# Data in this exercise
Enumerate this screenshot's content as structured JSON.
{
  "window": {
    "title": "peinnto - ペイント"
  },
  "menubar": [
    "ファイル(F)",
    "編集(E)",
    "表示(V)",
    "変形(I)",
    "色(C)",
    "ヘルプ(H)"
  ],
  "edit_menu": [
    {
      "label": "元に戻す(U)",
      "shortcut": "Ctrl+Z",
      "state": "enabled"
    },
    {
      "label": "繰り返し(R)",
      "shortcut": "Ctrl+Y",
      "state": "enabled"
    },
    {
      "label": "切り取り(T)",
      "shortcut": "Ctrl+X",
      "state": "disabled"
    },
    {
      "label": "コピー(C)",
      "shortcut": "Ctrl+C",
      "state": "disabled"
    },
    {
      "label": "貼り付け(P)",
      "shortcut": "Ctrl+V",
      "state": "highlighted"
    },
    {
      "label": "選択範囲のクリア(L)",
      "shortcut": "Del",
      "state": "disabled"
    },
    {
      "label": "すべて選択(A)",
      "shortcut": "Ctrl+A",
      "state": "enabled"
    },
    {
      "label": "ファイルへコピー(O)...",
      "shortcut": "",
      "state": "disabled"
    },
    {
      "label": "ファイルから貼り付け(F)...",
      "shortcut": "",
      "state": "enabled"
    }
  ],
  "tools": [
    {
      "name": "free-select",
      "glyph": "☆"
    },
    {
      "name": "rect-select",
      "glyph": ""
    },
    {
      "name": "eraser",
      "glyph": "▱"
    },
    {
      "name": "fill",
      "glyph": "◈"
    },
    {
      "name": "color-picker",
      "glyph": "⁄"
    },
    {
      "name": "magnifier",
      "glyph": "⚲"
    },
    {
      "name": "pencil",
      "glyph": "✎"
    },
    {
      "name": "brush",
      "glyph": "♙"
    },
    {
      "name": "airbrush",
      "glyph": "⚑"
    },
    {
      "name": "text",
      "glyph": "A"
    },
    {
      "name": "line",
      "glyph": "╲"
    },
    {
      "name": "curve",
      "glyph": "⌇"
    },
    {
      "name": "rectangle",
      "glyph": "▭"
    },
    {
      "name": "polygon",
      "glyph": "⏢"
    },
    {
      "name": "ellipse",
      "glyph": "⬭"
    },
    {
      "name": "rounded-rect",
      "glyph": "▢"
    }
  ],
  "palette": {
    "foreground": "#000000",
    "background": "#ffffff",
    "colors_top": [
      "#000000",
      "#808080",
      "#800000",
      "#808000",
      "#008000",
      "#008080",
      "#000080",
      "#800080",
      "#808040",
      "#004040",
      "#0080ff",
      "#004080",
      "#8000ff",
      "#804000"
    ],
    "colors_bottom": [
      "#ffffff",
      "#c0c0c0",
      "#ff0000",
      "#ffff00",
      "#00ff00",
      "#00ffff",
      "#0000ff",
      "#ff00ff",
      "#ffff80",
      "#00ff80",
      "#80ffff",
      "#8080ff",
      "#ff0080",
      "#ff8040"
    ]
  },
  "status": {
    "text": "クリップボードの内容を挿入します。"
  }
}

# Given exercise
Repeat the data precisely, reproducing every entry.

# Finished answer
Enumerate this screenshot's content as structured JSON.
{
  "window": {
    "title": "peinnto - ペイント"
  },
  "menubar": [
    "ファイル(F)",
    "編集(E)",
    "表示(V)",
    "変形(I)",
    "色(C)",
    "ヘルプ(H)"
  ],
  "edit_menu": [
    {
      "label": "元に戻す(U)",
      "shortcut": "Ctrl+Z",
      "state": "enabled"
    },
    {
      "label": "繰り返し(R)",
      "shortcut": "Ctrl+Y",
      "state": "enabled"
    },
    {
      "label": "切り取り(T)",
      "shortcut": "Ctrl+X",
      "state": "disabled"
    },
    {
      "label": "コピー(C)",
      "shortcut": "Ctrl+C",
      "state": "disabled"
    },
    {
      "label": "貼り付け(P)",
      "shortcut": "Ctrl+V",
      "state": "highlighted"
    },
    {
      "label": "選択範囲のクリア(L)",
      "shortcut": "Del",
      "state": "disabled"
    },
    {
      "label": "すべて選択(A)",
      "shortcut": "Ctrl+A",
      "state": "enabled"
    },
    {
      "label": "ファイルへコピー(O)...",
      "shortcut": "",
      "state": "disabled"
    },
    {
      "label": "ファイルから貼り付け(F)...",
      "shortcut": "",
      "state": "enabled"
    }
  ],
  "tools": [
    {
      "name": "free-select",
      "glyph": "☆"
    },
    {
      "name": "rect-select",
      "glyph": ""
    },
    {
      "name": "eraser",
      "glyph": "▱"
    },
    {
      "name": "fill",
      "glyph": "◈"
    },
    {
      "name": "color-picker",
      "glyph": "⁄"
    },
    {
      "name": "magnifier",
      "glyph": "⚲"
    },
    {
      "name": "pencil",
      "glyph": "✎"
    },
    {
      "name": "brush",
      "glyph": "♙"
    },
    {
      "name": "airbrush",
      "glyph": "⚑"
    },
    {
      "name": "text",
      "glyph": "A"
    },
    {
      "name": "line",
      "glyph": "╲"
    },
    {
      "name": "curve",
      "glyph": "⌇"
    },
    {
      "name": "rectangle",
      "glyph": "▭"
    },
    {
      "name": "polygon",
      "glyph": "⏢"
    },
    {
      "name": "ellipse",
      "glyph": "⬭"
    },
    {
      "name": "rounded-rect",
      "glyph": "▢"
    }
  ],
  "palette": {
    "foreground": "#000000",
    "background": "#ffffff",
    "colors_top": [
      "#000000",
      "#808080",
      "#800000",
      "#808000",
      "#008000",
      "#008080",
      "#000080",
      "#800080",
      "#808040",
      "#004040",
      "#0080ff",
      "#004080",
      "#8000ff",
      "#804000"
    ],
    "colors_bottom": [
      "#ffffff",
      "#c0c0c0",
      "#ff0000",
      "#ffff00",
      "#00ff00",
      "#00ffff",
      "#0000ff",
      "#ff00ff",
      "#ffff80",
      "#00ff80",
      "#80ffff",
      "#8080ff",
      "#ff0080",
      "#ff8040"
    ]
  },
  "status": {
    "text": "クリップボードの内容を挿入します。"
  }
}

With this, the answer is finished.